** START OF AVAILABLE DATA **

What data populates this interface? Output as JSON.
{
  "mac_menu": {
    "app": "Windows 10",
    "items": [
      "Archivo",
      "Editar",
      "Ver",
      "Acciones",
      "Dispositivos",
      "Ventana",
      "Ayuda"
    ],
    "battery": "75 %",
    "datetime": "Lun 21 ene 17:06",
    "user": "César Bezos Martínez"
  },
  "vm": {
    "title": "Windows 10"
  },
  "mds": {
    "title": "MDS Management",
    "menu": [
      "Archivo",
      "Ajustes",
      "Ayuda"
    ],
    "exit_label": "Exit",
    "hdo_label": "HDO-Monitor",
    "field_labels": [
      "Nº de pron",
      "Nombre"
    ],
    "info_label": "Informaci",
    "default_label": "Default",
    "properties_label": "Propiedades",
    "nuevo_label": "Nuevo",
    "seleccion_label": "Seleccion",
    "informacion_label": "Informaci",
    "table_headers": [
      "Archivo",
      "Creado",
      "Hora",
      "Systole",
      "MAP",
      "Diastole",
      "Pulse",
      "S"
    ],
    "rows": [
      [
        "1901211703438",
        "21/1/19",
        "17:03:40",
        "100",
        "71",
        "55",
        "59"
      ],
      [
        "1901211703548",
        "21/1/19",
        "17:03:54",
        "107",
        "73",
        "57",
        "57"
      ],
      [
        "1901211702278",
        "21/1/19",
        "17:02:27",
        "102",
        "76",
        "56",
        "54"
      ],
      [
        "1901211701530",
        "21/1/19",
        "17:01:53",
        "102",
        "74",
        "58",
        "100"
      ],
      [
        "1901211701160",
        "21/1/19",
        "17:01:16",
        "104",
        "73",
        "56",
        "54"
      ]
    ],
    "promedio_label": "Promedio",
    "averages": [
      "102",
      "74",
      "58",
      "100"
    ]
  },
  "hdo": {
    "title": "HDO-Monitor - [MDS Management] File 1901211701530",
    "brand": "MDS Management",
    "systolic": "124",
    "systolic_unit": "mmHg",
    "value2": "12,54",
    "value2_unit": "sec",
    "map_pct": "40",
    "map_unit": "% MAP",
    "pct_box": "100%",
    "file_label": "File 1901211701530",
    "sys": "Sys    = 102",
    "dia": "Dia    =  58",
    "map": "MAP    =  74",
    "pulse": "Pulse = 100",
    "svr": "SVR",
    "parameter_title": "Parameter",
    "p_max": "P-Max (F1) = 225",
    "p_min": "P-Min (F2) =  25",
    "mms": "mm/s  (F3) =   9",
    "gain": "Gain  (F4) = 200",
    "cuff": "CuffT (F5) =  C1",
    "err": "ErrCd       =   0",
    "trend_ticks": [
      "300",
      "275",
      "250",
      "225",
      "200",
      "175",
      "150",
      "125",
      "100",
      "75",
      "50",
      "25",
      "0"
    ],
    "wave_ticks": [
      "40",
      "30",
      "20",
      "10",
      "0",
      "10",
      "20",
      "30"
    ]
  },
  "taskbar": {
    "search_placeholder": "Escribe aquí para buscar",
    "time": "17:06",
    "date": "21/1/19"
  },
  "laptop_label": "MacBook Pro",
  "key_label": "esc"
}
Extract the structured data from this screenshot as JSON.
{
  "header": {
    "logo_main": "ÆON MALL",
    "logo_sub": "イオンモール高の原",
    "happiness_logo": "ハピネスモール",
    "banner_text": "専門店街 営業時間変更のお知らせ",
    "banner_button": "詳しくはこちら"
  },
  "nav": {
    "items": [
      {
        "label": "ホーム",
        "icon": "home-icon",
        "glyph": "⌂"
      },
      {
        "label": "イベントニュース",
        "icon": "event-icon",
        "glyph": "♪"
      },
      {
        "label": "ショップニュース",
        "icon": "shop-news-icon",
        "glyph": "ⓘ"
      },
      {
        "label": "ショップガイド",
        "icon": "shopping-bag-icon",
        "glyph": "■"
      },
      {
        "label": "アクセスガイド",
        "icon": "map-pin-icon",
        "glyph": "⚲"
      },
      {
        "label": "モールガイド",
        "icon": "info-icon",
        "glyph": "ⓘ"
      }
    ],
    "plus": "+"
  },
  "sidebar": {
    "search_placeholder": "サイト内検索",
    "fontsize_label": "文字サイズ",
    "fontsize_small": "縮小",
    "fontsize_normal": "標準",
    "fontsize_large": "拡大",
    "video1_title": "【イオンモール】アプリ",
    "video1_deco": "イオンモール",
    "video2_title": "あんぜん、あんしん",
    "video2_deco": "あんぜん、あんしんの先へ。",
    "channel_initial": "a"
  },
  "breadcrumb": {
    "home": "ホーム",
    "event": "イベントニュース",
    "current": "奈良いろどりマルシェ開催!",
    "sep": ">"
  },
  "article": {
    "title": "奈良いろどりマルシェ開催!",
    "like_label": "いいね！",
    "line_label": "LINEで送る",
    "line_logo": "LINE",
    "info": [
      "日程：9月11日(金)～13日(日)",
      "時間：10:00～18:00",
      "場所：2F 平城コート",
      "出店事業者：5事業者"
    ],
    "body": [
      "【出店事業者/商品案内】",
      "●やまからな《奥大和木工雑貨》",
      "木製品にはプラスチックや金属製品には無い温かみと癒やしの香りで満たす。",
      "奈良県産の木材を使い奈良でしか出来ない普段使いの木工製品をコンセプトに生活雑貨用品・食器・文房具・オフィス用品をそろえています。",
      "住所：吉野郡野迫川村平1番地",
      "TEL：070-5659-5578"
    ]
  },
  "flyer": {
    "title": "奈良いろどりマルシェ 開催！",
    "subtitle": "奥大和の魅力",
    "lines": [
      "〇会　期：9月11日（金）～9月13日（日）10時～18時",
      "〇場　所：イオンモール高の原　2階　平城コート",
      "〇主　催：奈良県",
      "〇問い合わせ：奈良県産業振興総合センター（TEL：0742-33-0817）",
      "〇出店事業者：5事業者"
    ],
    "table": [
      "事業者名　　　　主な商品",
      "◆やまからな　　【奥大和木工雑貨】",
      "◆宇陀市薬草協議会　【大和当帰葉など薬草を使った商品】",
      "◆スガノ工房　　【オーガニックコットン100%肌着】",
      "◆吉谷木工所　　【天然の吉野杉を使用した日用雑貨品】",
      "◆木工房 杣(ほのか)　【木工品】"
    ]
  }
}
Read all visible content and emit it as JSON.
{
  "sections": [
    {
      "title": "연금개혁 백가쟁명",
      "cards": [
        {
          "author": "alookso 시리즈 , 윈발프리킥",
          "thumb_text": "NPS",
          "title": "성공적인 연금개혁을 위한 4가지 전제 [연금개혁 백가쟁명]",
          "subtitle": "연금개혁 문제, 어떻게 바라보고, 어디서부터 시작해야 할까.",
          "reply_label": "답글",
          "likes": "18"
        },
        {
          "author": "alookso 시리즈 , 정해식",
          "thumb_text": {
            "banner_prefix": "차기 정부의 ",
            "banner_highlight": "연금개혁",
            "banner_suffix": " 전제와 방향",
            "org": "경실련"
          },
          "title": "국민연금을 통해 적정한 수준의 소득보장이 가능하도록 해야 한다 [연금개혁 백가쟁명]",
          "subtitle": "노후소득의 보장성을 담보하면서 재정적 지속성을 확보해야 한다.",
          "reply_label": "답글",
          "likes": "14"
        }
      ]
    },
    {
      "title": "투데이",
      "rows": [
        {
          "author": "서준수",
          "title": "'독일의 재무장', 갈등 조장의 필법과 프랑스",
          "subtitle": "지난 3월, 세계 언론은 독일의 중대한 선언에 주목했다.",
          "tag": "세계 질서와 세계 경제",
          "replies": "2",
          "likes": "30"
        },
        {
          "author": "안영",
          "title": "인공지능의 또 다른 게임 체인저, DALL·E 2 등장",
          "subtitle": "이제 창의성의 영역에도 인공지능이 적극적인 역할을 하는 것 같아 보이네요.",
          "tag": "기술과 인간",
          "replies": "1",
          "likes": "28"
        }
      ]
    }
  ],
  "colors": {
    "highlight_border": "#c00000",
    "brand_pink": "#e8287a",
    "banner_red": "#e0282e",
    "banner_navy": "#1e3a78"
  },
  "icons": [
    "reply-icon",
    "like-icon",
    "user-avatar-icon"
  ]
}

** END OF AVAILABLE DATA **

→ WHAT THE TASK ASKS:
Considering only the records above, state the number of lines that include the word "user", with nothing added.

→ WRITTEN ANSWER:
2